● **What is expected**
Read the records below and copy each line that contains "this".

◆ ◆ ◆ ◆ ◆

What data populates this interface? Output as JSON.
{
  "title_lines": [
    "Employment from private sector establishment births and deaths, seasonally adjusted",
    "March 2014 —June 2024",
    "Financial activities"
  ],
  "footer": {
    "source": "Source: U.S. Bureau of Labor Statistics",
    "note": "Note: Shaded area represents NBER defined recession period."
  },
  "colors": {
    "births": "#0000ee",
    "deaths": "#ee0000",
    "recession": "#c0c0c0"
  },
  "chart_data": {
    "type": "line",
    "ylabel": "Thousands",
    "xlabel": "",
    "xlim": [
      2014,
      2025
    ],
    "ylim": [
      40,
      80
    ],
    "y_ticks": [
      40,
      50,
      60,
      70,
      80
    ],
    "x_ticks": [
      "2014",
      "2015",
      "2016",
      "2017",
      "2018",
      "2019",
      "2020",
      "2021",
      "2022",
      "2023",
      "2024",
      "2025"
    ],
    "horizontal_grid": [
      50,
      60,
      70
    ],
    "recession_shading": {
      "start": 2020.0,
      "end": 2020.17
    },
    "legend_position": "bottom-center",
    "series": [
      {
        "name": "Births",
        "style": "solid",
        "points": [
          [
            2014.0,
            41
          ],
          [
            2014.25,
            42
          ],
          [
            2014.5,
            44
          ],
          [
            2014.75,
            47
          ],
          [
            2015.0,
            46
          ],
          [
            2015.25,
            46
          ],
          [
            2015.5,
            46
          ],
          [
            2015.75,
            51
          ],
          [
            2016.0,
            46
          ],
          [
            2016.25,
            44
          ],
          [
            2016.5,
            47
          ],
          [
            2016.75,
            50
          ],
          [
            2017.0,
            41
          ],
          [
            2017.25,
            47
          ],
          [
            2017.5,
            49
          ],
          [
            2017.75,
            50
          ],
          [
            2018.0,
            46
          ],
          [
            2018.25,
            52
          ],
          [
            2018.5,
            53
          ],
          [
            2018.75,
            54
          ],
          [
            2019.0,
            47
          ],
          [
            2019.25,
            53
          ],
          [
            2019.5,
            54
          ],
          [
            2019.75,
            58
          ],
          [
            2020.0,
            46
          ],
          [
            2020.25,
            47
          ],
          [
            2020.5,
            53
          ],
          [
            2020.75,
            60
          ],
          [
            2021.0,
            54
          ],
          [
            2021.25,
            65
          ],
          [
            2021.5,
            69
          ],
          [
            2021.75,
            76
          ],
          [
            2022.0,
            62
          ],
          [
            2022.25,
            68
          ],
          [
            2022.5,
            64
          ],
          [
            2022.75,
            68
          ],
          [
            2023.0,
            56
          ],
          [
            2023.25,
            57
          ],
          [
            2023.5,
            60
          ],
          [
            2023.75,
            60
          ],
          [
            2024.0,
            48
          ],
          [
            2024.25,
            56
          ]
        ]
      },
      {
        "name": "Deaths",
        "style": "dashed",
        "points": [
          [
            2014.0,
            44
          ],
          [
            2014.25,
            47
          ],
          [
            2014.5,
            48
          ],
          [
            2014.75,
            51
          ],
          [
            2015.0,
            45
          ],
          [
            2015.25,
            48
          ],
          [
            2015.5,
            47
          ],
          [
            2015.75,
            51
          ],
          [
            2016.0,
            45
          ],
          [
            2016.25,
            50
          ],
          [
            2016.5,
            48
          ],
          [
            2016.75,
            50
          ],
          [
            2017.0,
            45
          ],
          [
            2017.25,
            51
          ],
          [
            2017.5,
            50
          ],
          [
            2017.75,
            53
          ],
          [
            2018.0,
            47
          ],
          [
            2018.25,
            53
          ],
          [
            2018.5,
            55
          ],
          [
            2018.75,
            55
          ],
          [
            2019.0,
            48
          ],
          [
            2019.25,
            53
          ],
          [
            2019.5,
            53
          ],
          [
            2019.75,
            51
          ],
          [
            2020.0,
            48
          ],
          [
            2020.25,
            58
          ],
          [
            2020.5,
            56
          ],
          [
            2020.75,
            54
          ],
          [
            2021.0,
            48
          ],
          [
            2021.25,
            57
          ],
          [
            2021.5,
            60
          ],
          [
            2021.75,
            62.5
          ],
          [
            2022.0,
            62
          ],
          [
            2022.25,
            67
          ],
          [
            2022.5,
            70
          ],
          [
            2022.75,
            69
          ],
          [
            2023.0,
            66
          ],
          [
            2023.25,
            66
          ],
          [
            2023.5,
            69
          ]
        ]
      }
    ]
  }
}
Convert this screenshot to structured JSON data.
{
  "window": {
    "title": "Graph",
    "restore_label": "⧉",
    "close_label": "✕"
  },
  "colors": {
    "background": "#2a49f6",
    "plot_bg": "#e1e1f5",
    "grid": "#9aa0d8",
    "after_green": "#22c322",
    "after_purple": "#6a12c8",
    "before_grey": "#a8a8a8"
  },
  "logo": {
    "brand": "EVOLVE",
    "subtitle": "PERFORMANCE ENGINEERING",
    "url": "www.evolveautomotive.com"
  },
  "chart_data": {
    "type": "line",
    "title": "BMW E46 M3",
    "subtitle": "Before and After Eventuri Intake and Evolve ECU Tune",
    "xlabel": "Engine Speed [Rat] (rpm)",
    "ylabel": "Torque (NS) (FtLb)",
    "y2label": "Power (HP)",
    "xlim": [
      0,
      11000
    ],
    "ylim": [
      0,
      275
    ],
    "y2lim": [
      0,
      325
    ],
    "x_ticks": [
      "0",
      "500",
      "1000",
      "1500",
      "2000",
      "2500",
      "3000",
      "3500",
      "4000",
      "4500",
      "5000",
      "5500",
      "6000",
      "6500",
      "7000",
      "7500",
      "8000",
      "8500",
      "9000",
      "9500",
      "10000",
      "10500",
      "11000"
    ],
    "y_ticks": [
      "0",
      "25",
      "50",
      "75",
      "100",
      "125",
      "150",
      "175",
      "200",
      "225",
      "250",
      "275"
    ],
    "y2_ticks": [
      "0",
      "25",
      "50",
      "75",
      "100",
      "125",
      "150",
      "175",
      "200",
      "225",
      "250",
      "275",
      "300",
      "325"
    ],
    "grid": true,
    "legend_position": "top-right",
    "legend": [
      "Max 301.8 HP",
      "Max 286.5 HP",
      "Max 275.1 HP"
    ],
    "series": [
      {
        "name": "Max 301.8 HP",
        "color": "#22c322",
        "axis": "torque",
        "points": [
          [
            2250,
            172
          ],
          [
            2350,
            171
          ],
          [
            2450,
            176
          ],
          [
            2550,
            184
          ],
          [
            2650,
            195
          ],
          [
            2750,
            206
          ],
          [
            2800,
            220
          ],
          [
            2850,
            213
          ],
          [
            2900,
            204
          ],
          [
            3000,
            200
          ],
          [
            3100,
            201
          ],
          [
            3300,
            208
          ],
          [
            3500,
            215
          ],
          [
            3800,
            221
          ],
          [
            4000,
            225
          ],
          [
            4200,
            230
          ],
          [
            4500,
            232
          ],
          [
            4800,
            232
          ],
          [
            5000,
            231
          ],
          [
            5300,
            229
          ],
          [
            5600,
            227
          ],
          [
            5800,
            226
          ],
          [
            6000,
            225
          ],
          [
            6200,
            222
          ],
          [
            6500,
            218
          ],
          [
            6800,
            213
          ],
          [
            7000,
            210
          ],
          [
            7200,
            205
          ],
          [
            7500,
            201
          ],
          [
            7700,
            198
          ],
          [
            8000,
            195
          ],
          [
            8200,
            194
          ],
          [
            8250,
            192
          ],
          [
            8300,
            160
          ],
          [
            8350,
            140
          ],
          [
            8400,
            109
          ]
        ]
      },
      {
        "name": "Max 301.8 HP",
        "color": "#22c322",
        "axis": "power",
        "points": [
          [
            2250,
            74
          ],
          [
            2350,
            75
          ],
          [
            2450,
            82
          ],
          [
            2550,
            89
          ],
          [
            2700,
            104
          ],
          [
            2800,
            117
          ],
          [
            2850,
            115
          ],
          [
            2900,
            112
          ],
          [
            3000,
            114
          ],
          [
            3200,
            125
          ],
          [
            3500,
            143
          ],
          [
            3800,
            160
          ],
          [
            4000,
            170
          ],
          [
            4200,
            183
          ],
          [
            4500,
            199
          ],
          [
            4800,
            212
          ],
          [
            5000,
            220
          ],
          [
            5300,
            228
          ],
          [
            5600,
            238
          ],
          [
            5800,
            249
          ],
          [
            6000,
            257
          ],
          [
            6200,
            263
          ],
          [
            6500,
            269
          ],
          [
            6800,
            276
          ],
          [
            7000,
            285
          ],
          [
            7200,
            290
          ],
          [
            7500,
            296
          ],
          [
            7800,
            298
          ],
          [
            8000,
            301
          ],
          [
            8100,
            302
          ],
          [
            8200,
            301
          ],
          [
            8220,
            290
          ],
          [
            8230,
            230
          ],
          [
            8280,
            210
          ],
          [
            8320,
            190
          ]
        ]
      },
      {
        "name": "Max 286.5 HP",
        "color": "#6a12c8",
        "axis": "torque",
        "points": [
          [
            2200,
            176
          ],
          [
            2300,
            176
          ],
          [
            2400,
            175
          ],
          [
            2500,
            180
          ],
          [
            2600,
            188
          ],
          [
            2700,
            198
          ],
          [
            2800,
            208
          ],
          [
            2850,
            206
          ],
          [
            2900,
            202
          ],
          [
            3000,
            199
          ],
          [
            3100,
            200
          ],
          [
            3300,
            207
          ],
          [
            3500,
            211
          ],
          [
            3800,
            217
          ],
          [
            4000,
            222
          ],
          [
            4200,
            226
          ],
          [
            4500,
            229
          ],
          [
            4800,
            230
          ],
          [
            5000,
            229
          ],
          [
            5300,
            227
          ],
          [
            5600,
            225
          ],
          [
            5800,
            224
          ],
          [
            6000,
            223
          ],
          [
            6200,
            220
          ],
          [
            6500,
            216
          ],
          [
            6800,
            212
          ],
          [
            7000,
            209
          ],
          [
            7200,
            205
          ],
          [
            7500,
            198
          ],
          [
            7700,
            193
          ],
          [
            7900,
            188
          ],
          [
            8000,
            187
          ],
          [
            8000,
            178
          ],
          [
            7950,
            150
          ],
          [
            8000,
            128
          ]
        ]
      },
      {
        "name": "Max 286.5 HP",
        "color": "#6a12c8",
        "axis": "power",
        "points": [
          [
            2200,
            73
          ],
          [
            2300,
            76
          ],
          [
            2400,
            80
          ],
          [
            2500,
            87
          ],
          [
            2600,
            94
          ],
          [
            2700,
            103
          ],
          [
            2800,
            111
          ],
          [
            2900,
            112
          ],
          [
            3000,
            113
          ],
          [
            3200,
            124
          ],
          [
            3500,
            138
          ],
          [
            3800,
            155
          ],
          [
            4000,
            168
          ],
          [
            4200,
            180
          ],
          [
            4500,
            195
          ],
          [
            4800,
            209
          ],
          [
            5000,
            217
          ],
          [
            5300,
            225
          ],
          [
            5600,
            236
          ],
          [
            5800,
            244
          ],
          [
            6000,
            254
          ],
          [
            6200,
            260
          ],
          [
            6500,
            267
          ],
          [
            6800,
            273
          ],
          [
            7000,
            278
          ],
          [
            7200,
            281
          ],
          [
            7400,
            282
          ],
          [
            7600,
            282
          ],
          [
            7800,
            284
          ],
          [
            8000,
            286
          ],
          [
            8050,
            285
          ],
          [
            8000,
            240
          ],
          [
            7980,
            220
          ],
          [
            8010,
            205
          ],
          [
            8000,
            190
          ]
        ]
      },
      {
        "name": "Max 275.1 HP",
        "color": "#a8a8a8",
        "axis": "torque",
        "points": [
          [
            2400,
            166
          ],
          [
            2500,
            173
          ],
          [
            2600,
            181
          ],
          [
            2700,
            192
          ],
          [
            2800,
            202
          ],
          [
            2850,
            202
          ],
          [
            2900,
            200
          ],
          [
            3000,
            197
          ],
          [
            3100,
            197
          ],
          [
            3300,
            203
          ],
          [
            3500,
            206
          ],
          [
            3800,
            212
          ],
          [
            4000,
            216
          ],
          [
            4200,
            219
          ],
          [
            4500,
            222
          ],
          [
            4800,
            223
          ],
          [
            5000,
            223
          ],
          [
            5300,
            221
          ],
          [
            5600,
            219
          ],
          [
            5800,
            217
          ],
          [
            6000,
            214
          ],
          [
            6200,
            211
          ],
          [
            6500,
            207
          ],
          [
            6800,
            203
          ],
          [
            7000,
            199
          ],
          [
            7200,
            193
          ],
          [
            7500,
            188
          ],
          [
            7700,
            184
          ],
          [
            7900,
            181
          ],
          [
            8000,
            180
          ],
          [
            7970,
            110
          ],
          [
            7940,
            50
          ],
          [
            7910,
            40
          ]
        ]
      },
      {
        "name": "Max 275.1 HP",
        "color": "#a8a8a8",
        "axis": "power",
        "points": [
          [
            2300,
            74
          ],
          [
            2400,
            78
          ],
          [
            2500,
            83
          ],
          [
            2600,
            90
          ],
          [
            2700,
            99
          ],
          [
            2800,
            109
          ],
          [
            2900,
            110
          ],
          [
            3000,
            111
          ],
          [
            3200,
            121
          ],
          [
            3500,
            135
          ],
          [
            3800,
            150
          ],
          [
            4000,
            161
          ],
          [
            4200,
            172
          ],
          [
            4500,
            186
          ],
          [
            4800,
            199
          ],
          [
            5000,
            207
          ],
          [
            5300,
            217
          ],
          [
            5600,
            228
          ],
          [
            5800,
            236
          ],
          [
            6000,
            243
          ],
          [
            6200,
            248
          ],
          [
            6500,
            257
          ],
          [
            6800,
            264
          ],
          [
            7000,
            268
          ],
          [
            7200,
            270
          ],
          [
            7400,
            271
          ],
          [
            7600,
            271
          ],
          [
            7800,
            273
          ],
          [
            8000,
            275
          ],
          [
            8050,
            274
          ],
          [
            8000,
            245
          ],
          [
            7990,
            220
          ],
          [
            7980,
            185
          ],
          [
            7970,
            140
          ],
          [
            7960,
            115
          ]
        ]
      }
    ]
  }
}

◆ ◆ ◆ ◆ ◆

● **Reply to the task**
What data populates this interface? Output as JSON.
Convert this screenshot to structured JSON data.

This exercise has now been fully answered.